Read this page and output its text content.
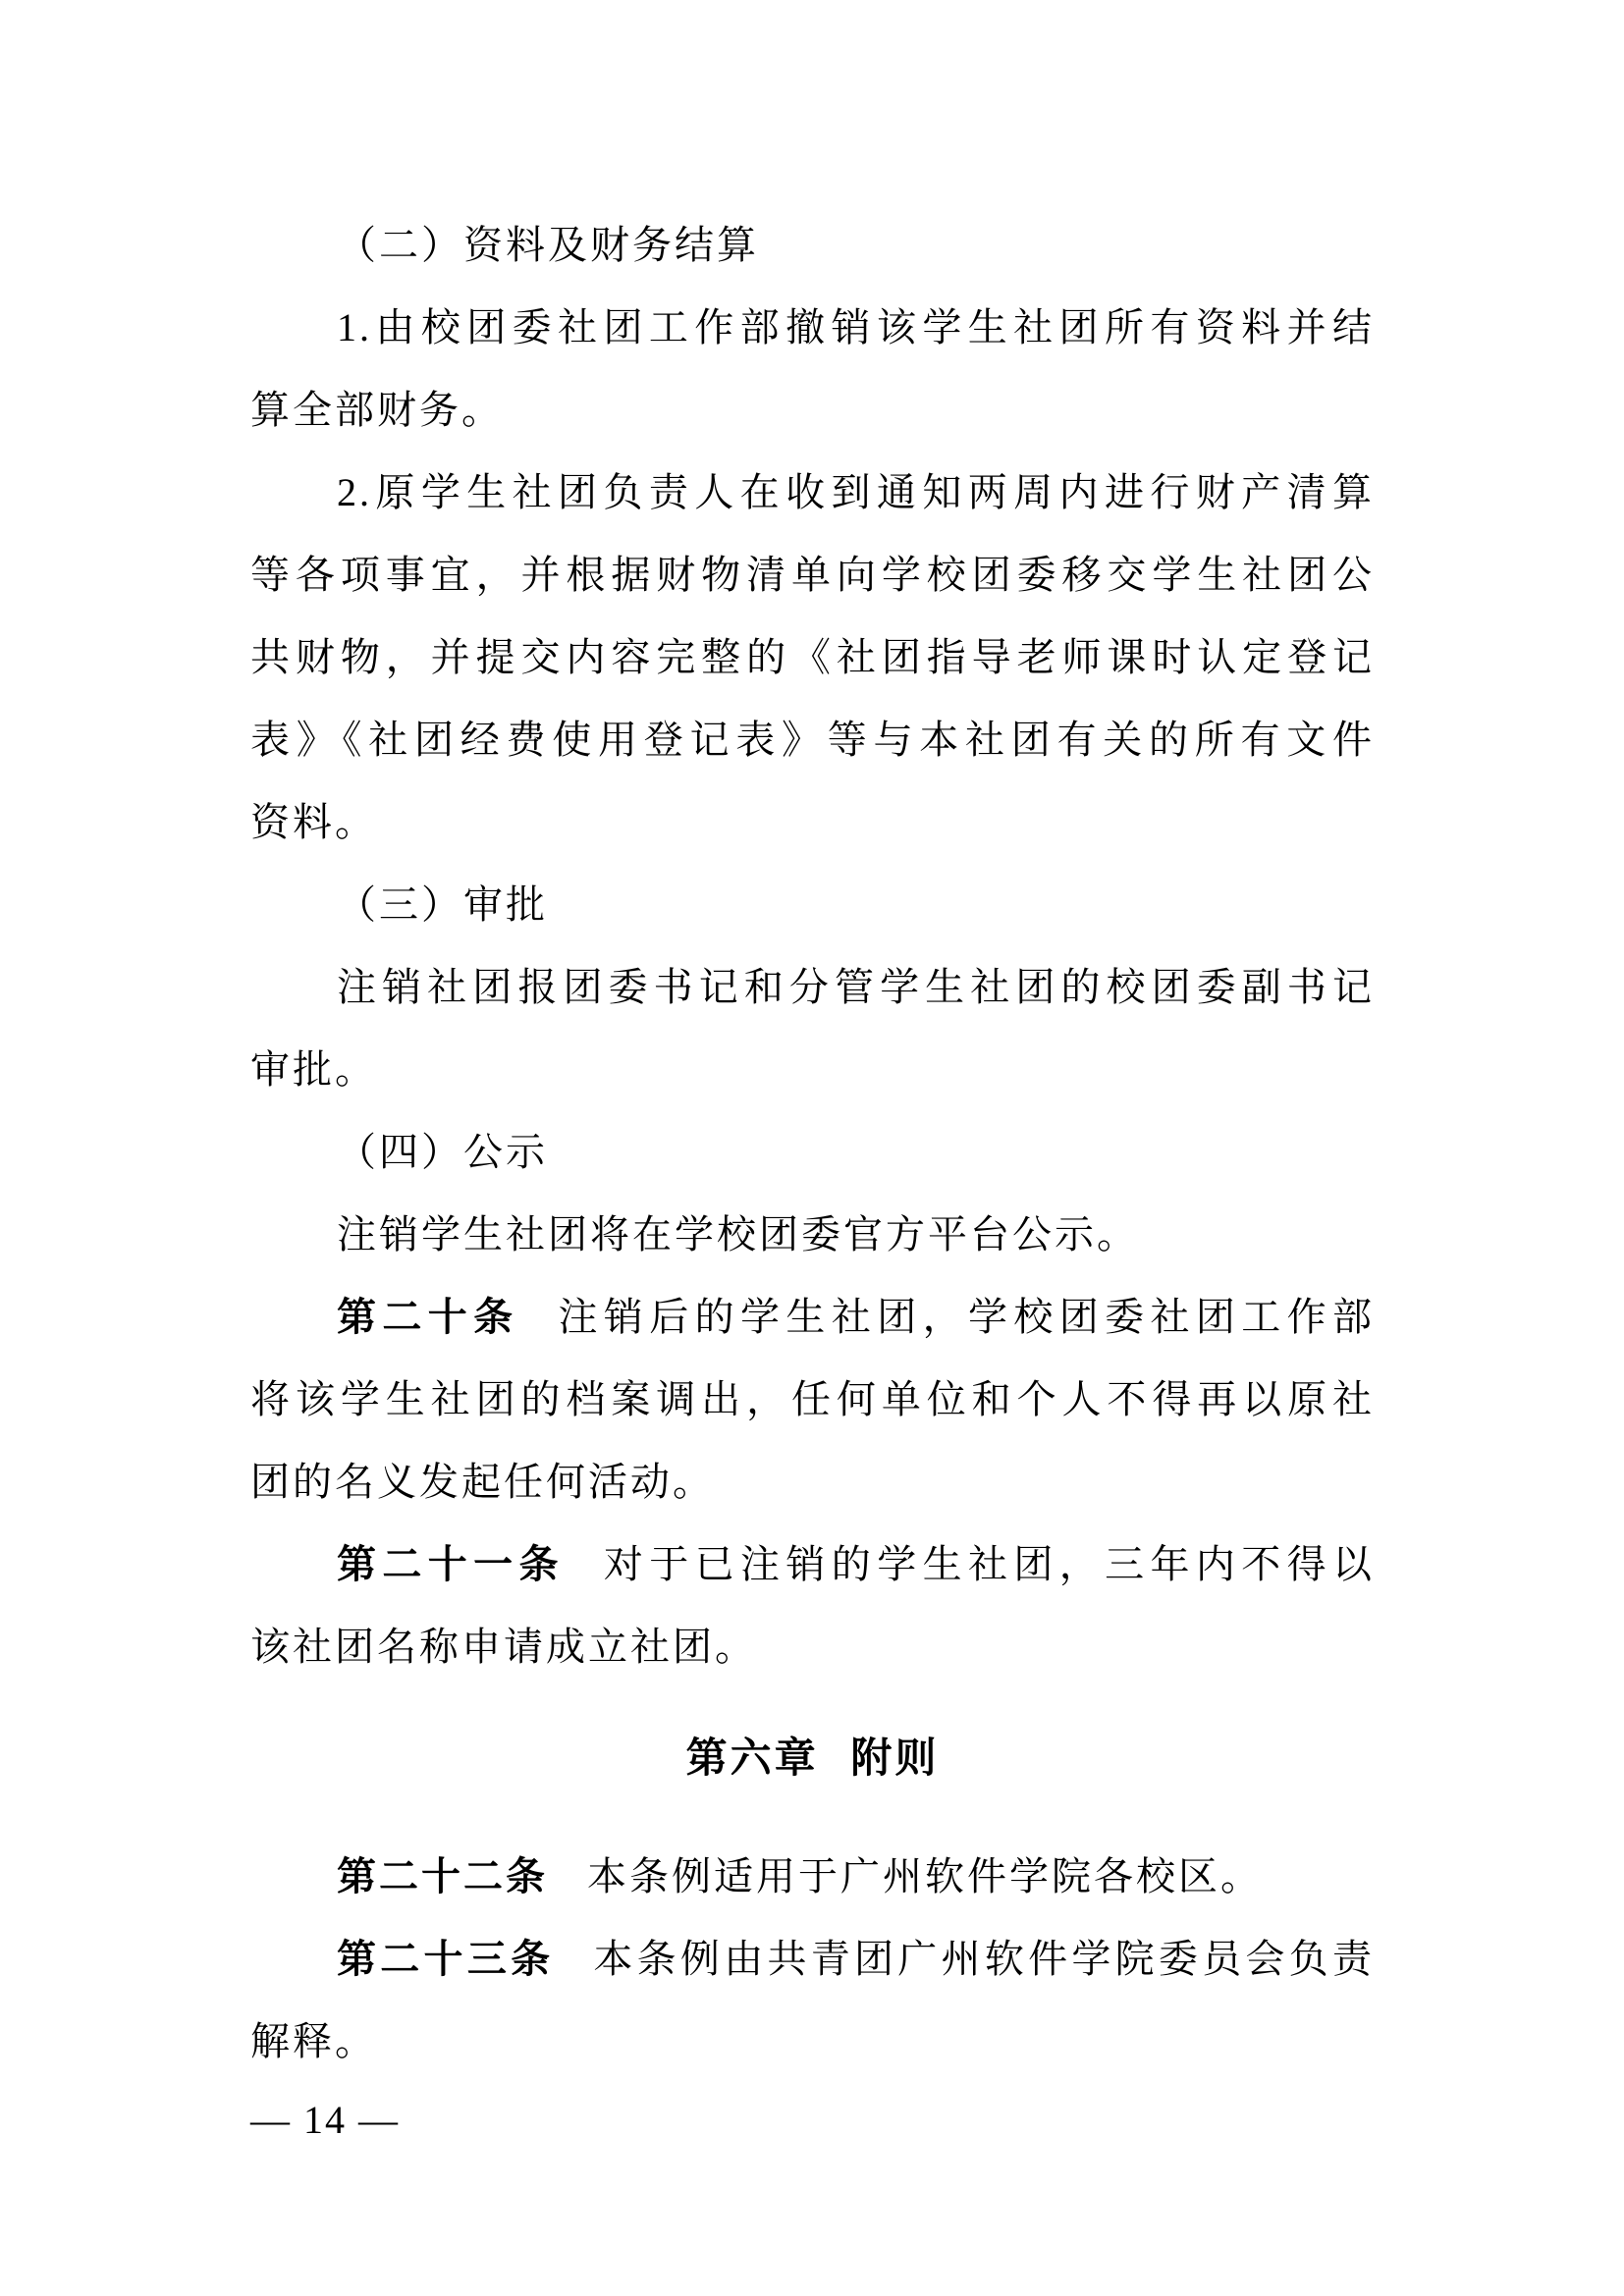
（二）资料及财务结算
1.由校团委社团工作部撤销该学生社团所有资料并结
算全部财务。
2.原学生社团负责人在收到通知两周内进行财产清算
等各项事宜，并根据财物清单向学校团委移交学生社团公
共财物，并提交内容完整的《社团指导老师课时认定登记
表》《社团经费使用登记表》等与本社团有关的所有文件
资料。
（三）审批
注销社团报团委书记和分管学生社团的校团委副书记
审批。
（四）公示
注销学生社团将在学校团委官方平台公示。
第二十条 注销后的学生社团，学校团委社团工作部
将该学生社团的档案调出，任何单位和个人不得再以原社
团的名义发起任何活动。
第二十一条 对于已注销的学生社团，三年内不得以
该社团名称申请成立社团。
第六章 附则
第二十二条 本条例适用于广州软件学院各校区。
第二十三条 本条例由共青团广州软件学院委员会负责
解释。
— 14 —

----------

Problem requirements.
Transcribe the material exactly, keeping every word and none of the pictures.

Full response.
Read this page and output its text content.
（二）资料及财务结算
1.由校团委社团工作部撤销该学生社团所有资料并结
算全部财务。
2.原学生社团负责人在收到通知两周内进行财产清算
等各项事宜，并根据财物清单向学校团委移交学生社团公
共财物，并提交内容完整的《社团指导老师课时认定登记
表》《社团经费使用登记表》等与本社团有关的所有文件
资料。
（三）审批
注销社团报团委书记和分管学生社团的校团委副书记
审批。
（四）公示
注销学生社团将在学校团委官方平台公示。
第二十条 注销后的学生社团，学校团委社团工作部
将该学生社团的档案调出，任何单位和个人不得再以原社
团的名义发起任何活动。
第二十一条 对于已注销的学生社团，三年内不得以
该社团名称申请成立社团。
第六章 附则
第二十二条 本条例适用于广州软件学院各校区。
第二十三条 本条例由共青团广州软件学院委员会负责
解释。
— 14 —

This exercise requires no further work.